── SUPPLIED ENTRIES
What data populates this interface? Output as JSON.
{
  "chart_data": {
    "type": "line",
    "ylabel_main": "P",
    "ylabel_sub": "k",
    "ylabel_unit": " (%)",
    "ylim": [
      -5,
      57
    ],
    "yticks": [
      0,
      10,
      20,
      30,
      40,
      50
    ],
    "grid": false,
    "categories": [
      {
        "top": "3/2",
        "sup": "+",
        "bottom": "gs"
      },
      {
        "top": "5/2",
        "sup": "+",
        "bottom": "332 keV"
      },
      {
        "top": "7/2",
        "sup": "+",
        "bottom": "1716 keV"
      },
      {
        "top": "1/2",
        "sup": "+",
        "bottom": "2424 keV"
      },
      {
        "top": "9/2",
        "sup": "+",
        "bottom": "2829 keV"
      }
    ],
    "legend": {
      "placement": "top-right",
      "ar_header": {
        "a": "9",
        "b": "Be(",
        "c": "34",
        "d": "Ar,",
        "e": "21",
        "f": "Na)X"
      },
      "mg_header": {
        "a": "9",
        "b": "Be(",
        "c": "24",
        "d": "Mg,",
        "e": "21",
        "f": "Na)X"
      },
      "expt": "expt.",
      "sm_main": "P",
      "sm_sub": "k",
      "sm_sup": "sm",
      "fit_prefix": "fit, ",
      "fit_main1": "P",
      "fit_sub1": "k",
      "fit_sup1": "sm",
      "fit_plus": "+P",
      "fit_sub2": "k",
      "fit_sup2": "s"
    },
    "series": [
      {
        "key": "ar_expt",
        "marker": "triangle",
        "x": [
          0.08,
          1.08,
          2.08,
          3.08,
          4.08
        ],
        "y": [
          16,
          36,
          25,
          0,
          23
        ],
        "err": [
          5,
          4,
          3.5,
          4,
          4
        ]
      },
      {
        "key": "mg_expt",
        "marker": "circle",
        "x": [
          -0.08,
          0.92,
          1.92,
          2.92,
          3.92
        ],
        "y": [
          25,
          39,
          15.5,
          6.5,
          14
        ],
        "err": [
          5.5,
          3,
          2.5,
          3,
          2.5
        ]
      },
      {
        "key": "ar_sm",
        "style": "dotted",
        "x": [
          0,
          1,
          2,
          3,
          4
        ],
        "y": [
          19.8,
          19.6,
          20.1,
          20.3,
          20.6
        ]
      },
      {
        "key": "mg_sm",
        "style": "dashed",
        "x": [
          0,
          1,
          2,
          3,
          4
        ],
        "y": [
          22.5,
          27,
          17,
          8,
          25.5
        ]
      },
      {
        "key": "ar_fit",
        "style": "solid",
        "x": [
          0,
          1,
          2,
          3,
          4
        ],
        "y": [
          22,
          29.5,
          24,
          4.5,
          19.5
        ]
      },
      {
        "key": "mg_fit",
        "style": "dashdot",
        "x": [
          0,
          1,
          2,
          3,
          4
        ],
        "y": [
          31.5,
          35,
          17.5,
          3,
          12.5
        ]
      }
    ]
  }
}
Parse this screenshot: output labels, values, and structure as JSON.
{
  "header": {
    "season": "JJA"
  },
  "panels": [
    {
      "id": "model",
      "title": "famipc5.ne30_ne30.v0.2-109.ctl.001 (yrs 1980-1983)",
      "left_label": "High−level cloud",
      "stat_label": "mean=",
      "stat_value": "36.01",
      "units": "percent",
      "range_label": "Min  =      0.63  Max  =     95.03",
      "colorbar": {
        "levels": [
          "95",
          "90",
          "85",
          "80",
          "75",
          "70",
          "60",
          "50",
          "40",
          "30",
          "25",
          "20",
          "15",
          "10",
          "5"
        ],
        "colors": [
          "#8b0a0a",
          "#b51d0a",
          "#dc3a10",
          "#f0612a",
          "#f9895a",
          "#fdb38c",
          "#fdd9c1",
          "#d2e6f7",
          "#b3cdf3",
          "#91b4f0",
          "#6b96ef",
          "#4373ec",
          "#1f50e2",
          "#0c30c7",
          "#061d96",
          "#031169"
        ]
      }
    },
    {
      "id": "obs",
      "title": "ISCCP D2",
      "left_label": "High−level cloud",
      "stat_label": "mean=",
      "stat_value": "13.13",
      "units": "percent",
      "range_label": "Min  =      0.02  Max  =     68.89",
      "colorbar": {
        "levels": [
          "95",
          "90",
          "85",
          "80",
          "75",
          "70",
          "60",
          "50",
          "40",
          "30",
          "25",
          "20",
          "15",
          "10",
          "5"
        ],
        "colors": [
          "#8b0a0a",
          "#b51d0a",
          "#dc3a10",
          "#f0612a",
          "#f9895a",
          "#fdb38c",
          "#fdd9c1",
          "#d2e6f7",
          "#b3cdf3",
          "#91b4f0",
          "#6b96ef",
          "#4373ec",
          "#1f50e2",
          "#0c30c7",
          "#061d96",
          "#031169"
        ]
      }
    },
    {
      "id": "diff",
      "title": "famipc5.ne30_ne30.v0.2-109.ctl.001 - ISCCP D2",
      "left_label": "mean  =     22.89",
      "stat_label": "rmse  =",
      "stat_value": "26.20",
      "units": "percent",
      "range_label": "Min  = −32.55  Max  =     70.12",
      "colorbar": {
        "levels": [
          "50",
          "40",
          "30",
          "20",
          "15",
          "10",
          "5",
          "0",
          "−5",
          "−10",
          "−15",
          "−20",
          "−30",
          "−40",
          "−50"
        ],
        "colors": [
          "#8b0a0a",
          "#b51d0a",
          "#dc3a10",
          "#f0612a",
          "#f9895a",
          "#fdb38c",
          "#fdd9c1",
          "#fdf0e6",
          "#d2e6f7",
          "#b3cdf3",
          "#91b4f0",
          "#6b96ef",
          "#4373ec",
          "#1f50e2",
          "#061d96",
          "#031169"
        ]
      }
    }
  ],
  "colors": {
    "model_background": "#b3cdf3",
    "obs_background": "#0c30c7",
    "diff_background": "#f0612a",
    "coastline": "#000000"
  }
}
────
• WHAT THE TASK ASKS: Print the records once more, exactly as they were given.

• RESULT OF THIS EXERCISE:
What data populates this interface? Output as JSON.
{
  "chart_data": {
    "type": "line",
    "ylabel_main": "P",
    "ylabel_sub": "k",
    "ylabel_unit": " (%)",
    "ylim": [
      -5,
      57
    ],
    "yticks": [
      0,
      10,
      20,
      30,
      40,
      50
    ],
    "grid": false,
    "categories": [
      {
        "top": "3/2",
        "sup": "+",
        "bottom": "gs"
      },
      {
        "top": "5/2",
        "sup": "+",
        "bottom": "332 keV"
      },
      {
        "top": "7/2",
        "sup": "+",
        "bottom": "1716 keV"
      },
      {
        "top": "1/2",
        "sup": "+",
        "bottom": "2424 keV"
      },
      {
        "top": "9/2",
        "sup": "+",
        "bottom": "2829 keV"
      }
    ],
    "legend": {
      "placement": "top-right",
      "ar_header": {
        "a": "9",
        "b": "Be(",
        "c": "34",
        "d": "Ar,",
        "e": "21",
        "f": "Na)X"
      },
      "mg_header": {
        "a": "9",
        "b": "Be(",
        "c": "24",
        "d": "Mg,",
        "e": "21",
        "f": "Na)X"
      },
      "expt": "expt.",
      "sm_main": "P",
      "sm_sub": "k",
      "sm_sup": "sm",
      "fit_prefix": "fit, ",
      "fit_main1": "P",
      "fit_sub1": "k",
      "fit_sup1": "sm",
      "fit_plus": "+P",
      "fit_sub2": "k",
      "fit_sup2": "s"
    },
    "series": [
      {
        "key": "ar_expt",
        "marker": "triangle",
        "x": [
          0.08,
          1.08,
          2.08,
          3.08,
          4.08
        ],
        "y": [
          16,
          36,
          25,
          0,
          23
        ],
        "err": [
          5,
          4,
          3.5,
          4,
          4
        ]
      },
      {
        "key": "mg_expt",
        "marker": "circle",
        "x": [
          -0.08,
          0.92,
          1.92,
          2.92,
          3.92
        ],
        "y": [
          25,
          39,
          15.5,
          6.5,
          14
        ],
        "err": [
          5.5,
          3,
          2.5,
          3,
          2.5
        ]
      },
      {
        "key": "ar_sm",
        "style": "dotted",
        "x": [
          0,
          1,
          2,
          3,
          4
        ],
        "y": [
          19.8,
          19.6,
          20.1,
          20.3,
          20.6
        ]
      },
      {
        "key": "mg_sm",
        "style": "dashed",
        "x": [
          0,
          1,
          2,
          3,
          4
        ],
        "y": [
          22.5,
          27,
          17,
          8,
          25.5
        ]
      },
      {
        "key": "ar_fit",
        "style": "solid",
        "x": [
          0,
          1,
          2,
          3,
          4
        ],
        "y": [
          22,
          29.5,
          24,
          4.5,
          19.5
        ]
      },
      {
        "key": "mg_fit",
        "style": "dashdot",
        "x": [
          0,
          1,
          2,
          3,
          4
        ],
        "y": [
          31.5,
          35,
          17.5,
          3,
          12.5
        ]
      }
    ]
  }
}
Parse this screenshot: output labels, values, and structure as JSON.
{
  "header": {
    "season": "JJA"
  },
  "panels": [
    {
      "id": "model",
      "title": "famipc5.ne30_ne30.v0.2-109.ctl.001 (yrs 1980-1983)",
      "left_label": "High−level cloud",
      "stat_label": "mean=",
      "stat_value": "36.01",
      "units": "percent",
      "range_label": "Min  =      0.63  Max  =     95.03",
      "colorbar": {
        "levels": [
          "95",
          "90",
          "85",
          "80",
          "75",
          "70",
          "60",
          "50",
          "40",
          "30",
          "25",
          "20",
          "15",
          "10",
          "5"
        ],
        "colors": [
          "#8b0a0a",
          "#b51d0a",
          "#dc3a10",
          "#f0612a",
          "#f9895a",
          "#fdb38c",
          "#fdd9c1",
          "#d2e6f7",
          "#b3cdf3",
          "#91b4f0",
          "#6b96ef",
          "#4373ec",
          "#1f50e2",
          "#0c30c7",
          "#061d96",
          "#031169"
        ]
      }
    },
    {
      "id": "obs",
      "title": "ISCCP D2",
      "left_label": "High−level cloud",
      "stat_label": "mean=",
      "stat_value": "13.13",
      "units": "percent",
      "range_label": "Min  =      0.02  Max  =     68.89",
      "colorbar": {
        "levels": [
          "95",
          "90",
          "85",
          "80",
          "75",
          "70",
          "60",
          "50",
          "40",
          "30",
          "25",
          "20",
          "15",
          "10",
          "5"
        ],
        "colors": [
          "#8b0a0a",
          "#b51d0a",
          "#dc3a10",
          "#f0612a",
          "#f9895a",
          "#fdb38c",
          "#fdd9c1",
          "#d2e6f7",
          "#b3cdf3",
          "#91b4f0",
          "#6b96ef",
          "#4373ec",
          "#1f50e2",
          "#0c30c7",
          "#061d96",
          "#031169"
        ]
      }
    },
    {
      "id": "diff",
      "title": "famipc5.ne30_ne30.v0.2-109.ctl.001 - ISCCP D2",
      "left_label": "mean  =     22.89",
      "stat_label": "rmse  =",
      "stat_value": "26.20",
      "units": "percent",
      "range_label": "Min  = −32.55  Max  =     70.12",
      "colorbar": {
        "levels": [
          "50",
          "40",
          "30",
          "20",
          "15",
          "10",
          "5",
          "0",
          "−5",
          "−10",
          "−15",
          "−20",
          "−30",
          "−40",
          "−50"
        ],
        "colors": [
          "#8b0a0a",
          "#b51d0a",
          "#dc3a10",
          "#f0612a",
          "#f9895a",
          "#fdb38c",
          "#fdd9c1",
          "#fdf0e6",
          "#d2e6f7",
          "#b3cdf3",
          "#91b4f0",
          "#6b96ef",
          "#4373ec",
          "#1f50e2",
          "#061d96",
          "#031169"
        ]
      }
    }
  ],
  "colors": {
    "model_background": "#b3cdf3",
    "obs_background": "#0c30c7",
    "diff_background": "#f0612a",
    "coastline": "#000000"
  }
}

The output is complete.